* _Problem to work on_
Pull out every line below containing the word "Output".

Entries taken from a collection
_ _ _ _
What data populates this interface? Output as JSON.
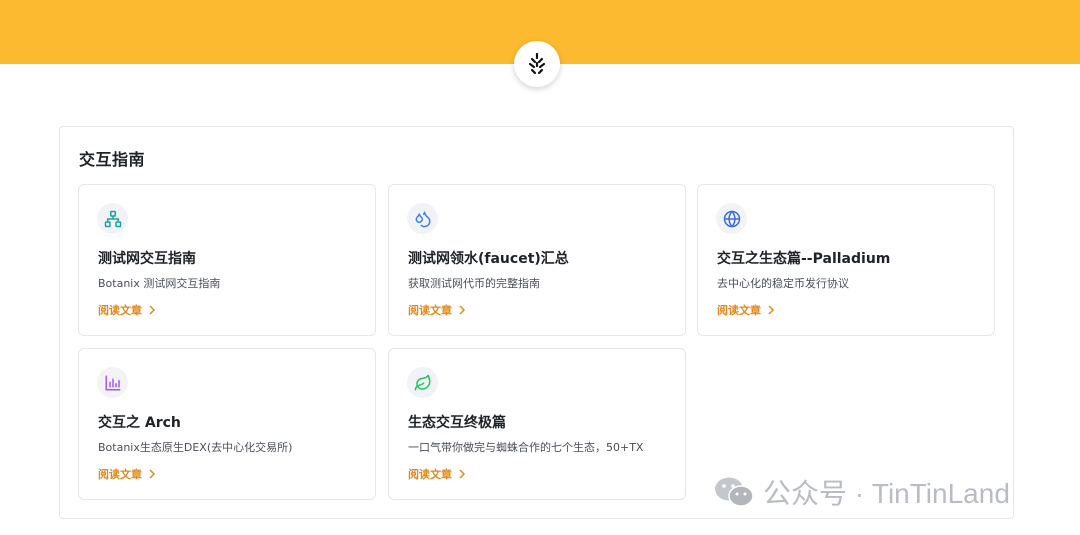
{
  "section": {
    "title": "交互指南"
  },
  "cards": [
    {
      "title": "测试网交互指南",
      "desc": "Botanix 测试网交互指南",
      "link": "阅读文章",
      "icon": "sitemap-icon",
      "icon_color": "#1aa39a"
    },
    {
      "title": "测试网领水(faucet)汇总",
      "desc": "获取测试网代币的完整指南",
      "link": "阅读文章",
      "icon": "droplets-icon",
      "icon_color": "#3b82f6"
    },
    {
      "title": "交互之生态篇--Palladium",
      "desc": "去中心化的稳定币发行协议",
      "link": "阅读文章",
      "icon": "globe-icon",
      "icon_color": "#3b6fd8"
    },
    {
      "title": "交互之 Arch",
      "desc": "Botanix生态原生DEX(去中心化交易所)",
      "link": "阅读文章",
      "icon": "bar-chart-icon",
      "icon_color": "#a855f7"
    },
    {
      "title": "生态交互终极篇",
      "desc": "一口气带你做完与蜘蛛合作的七个生态，50+TX",
      "link": "阅读文章",
      "icon": "leaf-icon",
      "icon_color": "#22c55e"
    }
  ],
  "watermark": {
    "text": "公众号 · TinTinLand"
  },
  "colors": {
    "banner": "#fbba30",
    "link": "#e08a1e"
  }
}
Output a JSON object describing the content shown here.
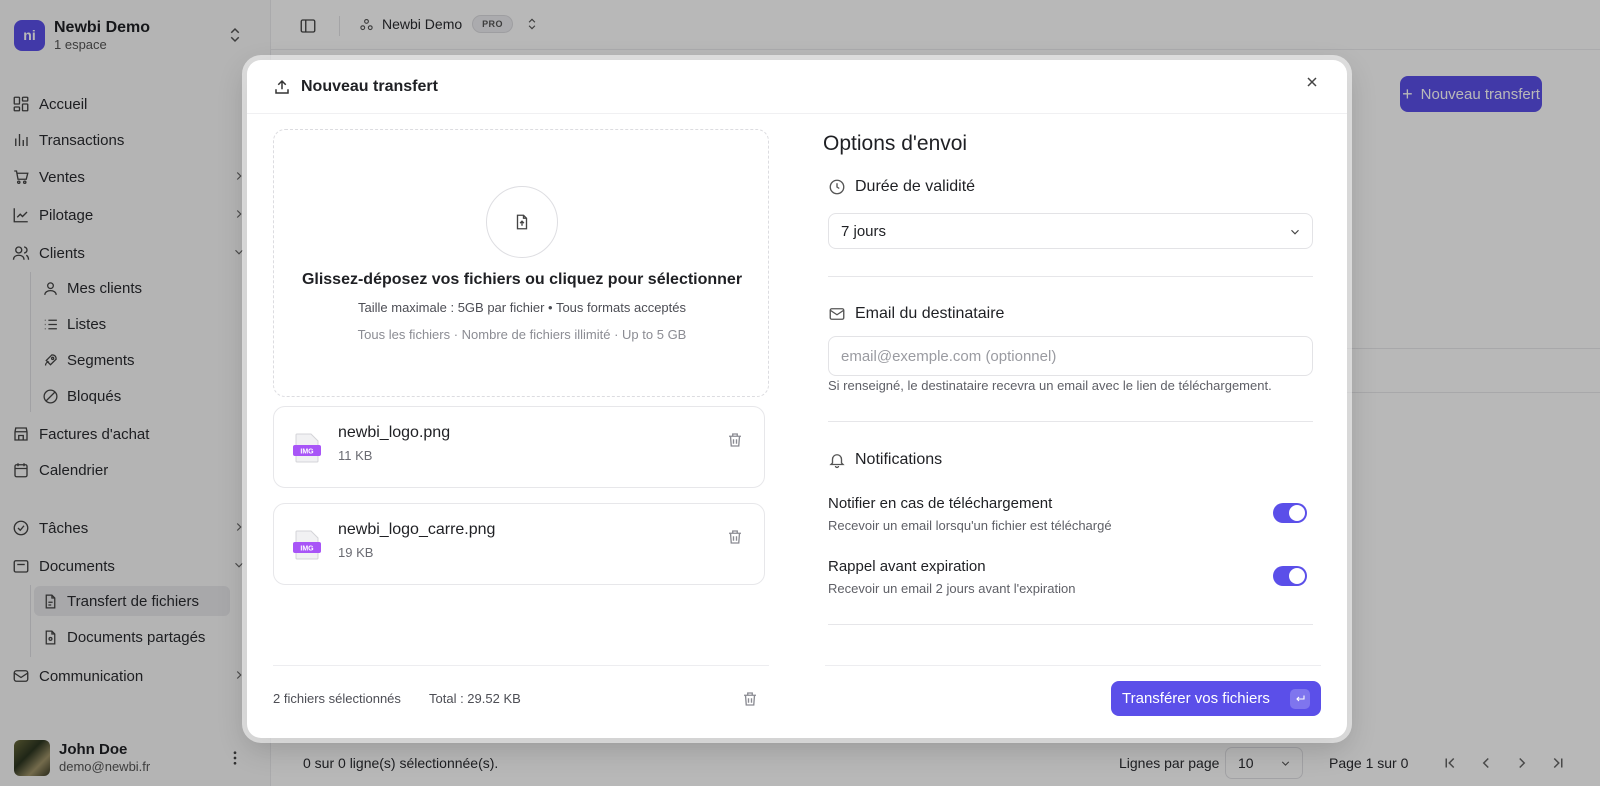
_ _ _ _
* _Response to this exercise_
What data populates this interface? Output as JSON.
Output a JSON object describing the content shown here.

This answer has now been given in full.